Recorded data:
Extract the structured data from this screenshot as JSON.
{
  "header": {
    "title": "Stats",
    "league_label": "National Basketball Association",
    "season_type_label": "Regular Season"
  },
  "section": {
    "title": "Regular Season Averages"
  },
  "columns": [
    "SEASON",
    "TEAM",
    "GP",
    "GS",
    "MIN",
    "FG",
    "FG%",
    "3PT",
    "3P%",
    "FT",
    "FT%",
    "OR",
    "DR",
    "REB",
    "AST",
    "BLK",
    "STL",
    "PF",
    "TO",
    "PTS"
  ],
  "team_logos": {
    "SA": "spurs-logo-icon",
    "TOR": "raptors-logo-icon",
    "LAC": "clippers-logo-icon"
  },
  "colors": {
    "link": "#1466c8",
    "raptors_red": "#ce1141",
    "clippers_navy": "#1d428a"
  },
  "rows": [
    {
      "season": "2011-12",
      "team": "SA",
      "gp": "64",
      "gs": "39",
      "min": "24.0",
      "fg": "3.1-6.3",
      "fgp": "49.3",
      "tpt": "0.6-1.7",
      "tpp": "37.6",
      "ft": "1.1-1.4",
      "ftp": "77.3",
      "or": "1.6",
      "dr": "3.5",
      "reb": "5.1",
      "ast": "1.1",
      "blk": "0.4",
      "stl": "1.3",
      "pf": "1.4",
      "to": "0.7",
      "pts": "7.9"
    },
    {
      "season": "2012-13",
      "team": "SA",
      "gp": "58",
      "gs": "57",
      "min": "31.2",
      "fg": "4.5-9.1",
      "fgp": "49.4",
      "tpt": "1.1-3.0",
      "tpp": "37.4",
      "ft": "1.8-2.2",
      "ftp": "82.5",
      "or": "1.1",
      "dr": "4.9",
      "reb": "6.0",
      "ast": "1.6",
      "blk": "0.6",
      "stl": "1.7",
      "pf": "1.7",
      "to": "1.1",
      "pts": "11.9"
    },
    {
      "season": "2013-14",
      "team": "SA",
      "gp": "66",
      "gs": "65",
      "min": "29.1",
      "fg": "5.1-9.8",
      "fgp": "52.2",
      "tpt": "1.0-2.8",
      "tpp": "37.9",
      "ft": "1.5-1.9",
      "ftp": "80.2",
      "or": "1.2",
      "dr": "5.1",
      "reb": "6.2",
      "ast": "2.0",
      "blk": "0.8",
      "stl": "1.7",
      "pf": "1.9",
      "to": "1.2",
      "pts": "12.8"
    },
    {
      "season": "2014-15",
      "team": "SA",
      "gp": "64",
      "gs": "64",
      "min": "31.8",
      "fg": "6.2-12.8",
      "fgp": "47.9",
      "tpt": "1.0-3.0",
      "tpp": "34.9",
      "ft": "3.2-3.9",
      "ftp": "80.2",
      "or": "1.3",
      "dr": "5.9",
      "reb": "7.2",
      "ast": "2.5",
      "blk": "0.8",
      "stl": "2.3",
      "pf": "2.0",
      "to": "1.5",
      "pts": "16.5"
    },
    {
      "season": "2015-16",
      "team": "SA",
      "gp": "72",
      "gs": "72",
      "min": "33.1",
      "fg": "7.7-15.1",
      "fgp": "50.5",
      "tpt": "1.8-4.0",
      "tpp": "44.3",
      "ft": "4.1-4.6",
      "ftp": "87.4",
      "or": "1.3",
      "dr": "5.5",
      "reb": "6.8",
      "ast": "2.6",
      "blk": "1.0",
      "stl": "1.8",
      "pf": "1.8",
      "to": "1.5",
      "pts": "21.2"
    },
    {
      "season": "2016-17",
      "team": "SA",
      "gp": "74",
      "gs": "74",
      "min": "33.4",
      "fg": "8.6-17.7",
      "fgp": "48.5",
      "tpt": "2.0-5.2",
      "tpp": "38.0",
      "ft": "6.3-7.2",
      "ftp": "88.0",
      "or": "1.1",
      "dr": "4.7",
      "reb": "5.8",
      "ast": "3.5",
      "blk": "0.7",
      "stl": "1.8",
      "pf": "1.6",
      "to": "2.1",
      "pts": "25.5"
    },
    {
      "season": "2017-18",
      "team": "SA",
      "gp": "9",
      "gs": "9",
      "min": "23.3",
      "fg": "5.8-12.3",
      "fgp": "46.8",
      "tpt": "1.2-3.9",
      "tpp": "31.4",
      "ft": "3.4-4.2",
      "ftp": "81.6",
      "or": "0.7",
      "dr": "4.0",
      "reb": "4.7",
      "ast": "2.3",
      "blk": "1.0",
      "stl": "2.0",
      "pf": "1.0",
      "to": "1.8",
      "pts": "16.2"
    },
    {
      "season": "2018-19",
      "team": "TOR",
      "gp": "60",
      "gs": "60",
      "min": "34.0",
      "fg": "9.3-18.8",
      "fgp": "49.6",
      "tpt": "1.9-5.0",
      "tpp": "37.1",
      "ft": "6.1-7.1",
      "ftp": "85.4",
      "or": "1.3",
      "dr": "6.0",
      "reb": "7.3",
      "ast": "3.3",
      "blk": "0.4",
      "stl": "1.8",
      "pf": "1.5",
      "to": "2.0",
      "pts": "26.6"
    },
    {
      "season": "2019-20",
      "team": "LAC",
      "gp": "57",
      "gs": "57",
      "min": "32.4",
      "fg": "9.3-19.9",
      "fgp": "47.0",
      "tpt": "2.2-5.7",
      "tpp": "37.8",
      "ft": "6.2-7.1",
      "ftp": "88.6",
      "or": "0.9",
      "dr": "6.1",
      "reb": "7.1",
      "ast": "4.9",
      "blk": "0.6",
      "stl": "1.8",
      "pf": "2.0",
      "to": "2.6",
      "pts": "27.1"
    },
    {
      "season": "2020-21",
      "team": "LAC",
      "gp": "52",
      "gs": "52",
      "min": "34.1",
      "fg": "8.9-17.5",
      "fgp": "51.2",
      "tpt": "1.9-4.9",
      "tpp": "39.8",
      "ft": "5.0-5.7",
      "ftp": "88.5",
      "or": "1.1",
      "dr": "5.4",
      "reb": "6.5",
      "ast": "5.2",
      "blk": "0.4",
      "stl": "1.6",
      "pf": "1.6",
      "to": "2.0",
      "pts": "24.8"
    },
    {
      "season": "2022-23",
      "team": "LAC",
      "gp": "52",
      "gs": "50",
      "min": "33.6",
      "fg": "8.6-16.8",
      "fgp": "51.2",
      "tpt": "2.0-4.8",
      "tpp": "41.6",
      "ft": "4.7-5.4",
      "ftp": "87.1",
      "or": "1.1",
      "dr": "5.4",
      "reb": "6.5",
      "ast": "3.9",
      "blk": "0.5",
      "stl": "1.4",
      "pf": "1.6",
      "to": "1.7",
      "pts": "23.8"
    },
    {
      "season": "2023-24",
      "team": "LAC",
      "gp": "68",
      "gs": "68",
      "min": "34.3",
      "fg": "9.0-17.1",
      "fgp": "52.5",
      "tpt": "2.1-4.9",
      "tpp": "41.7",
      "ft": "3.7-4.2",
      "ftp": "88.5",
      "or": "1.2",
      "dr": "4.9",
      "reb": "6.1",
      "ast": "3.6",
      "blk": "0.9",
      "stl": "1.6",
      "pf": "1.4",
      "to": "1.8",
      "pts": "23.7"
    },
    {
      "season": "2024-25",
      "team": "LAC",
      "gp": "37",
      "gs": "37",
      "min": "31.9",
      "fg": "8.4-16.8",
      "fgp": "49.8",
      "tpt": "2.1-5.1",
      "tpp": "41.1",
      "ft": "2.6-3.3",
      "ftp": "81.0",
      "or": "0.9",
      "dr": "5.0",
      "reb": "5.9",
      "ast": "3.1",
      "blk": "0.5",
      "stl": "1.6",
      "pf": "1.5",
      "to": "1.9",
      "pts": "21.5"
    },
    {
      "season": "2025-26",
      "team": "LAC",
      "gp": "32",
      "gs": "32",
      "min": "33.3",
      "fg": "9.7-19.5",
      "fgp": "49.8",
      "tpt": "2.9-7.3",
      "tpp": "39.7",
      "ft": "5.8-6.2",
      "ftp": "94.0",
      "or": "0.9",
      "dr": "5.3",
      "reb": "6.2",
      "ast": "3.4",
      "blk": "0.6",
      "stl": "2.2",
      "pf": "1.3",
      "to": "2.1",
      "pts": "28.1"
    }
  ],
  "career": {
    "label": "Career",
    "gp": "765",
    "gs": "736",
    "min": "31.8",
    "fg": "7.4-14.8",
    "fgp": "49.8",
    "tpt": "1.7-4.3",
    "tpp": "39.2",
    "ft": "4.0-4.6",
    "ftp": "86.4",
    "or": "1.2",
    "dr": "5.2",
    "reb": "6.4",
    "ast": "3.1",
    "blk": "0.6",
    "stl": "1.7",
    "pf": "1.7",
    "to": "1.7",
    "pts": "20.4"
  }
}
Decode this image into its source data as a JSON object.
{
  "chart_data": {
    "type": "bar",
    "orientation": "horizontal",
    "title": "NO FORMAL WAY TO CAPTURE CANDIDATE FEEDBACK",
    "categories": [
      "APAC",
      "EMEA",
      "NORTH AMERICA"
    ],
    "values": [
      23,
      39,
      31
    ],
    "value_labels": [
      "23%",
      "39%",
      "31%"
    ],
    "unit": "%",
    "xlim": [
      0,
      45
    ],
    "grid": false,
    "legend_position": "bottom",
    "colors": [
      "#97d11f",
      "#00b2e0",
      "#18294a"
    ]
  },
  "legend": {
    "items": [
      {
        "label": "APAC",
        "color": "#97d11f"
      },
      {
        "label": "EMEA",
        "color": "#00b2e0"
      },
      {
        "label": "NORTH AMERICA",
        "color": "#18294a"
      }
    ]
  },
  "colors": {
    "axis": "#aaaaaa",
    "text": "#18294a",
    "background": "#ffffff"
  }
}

Set problem
Looking at the records above, say how many lines hold the string "title". Write nothing but the number.

Result of the exercise
3